__PROVIDED RECORDS__
------

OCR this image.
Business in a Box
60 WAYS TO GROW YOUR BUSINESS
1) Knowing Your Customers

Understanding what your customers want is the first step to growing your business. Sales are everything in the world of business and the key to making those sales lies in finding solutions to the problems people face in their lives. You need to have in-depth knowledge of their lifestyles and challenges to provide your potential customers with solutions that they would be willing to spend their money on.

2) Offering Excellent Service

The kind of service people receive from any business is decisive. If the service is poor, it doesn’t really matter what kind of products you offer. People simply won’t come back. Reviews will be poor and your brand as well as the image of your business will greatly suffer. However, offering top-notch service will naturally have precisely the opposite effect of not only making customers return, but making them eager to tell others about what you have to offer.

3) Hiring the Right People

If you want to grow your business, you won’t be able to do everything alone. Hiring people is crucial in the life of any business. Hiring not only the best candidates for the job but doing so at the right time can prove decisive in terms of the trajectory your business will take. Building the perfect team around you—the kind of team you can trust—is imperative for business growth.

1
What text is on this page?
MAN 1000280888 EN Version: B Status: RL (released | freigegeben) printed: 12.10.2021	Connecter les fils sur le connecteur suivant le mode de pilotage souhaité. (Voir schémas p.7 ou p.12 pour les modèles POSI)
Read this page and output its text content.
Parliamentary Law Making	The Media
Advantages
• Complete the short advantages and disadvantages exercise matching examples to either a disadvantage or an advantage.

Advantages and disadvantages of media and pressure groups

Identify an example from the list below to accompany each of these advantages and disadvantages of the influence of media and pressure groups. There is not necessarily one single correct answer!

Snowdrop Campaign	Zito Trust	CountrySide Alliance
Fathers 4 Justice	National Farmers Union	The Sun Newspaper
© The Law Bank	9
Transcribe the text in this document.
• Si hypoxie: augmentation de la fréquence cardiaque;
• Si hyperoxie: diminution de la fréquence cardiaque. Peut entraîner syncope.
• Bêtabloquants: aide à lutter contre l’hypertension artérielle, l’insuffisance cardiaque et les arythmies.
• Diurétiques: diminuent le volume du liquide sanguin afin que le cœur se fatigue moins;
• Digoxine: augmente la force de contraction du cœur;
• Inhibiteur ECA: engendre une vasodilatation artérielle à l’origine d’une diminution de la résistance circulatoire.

------

__YOUR OBJECTIVE__
Copy all of the material word for word.

__TASK RESULT__
OCR this image.
Business in a Box
60 WAYS TO GROW YOUR BUSINESS
1) Knowing Your Customers

Understanding what your customers want is the first step to growing your business. Sales are everything in the world of business and the key to making those sales lies in finding solutions to the problems people face in their lives. You need to have in-depth knowledge of their lifestyles and challenges to provide your potential customers with solutions that they would be willing to spend their money on.

2) Offering Excellent Service

The kind of service people receive from any business is decisive. If the service is poor, it doesn’t really matter what kind of products you offer. People simply won’t come back. Reviews will be poor and your brand as well as the image of your business will greatly suffer. However, offering top-notch service will naturally have precisely the opposite effect of not only making customers return, but making them eager to tell others about what you have to offer.

3) Hiring the Right People

If you want to grow your business, you won’t be able to do everything alone. Hiring people is crucial in the life of any business. Hiring not only the best candidates for the job but doing so at the right time can prove decisive in terms of the trajectory your business will take. Building the perfect team around you—the kind of team you can trust—is imperative for business growth.

1
What text is on this page?
MAN 1000280888 EN Version: B Status: RL (released | freigegeben) printed: 12.10.2021	Connecter les fils sur le connecteur suivant le mode de pilotage souhaité. (Voir schémas p.7 ou p.12 pour les modèles POSI)
Read this page and output its text content.
Parliamentary Law Making	The Media
Advantages
• Complete the short advantages and disadvantages exercise matching examples to either a disadvantage or an advantage.

Advantages and disadvantages of media and pressure groups

Identify an example from the list below to accompany each of these advantages and disadvantages of the influence of media and pressure groups. There is not necessarily one single correct answer!

Snowdrop Campaign	Zito Trust	CountrySide Alliance
Fathers 4 Justice	National Farmers Union	The Sun Newspaper
© The Law Bank	9
Transcribe the text in this document.
• Si hypoxie: augmentation de la fréquence cardiaque;
• Si hyperoxie: diminution de la fréquence cardiaque. Peut entraîner syncope.
• Bêtabloquants: aide à lutter contre l’hypertension artérielle, l’insuffisance cardiaque et les arythmies.
• Diurétiques: diminuent le volume du liquide sanguin afin que le cœur se fatigue moins;
• Digoxine: augmente la force de contraction du cœur;
• Inhibiteur ECA: engendre une vasodilatation artérielle à l’origine d’une diminution de la résistance circulatoire.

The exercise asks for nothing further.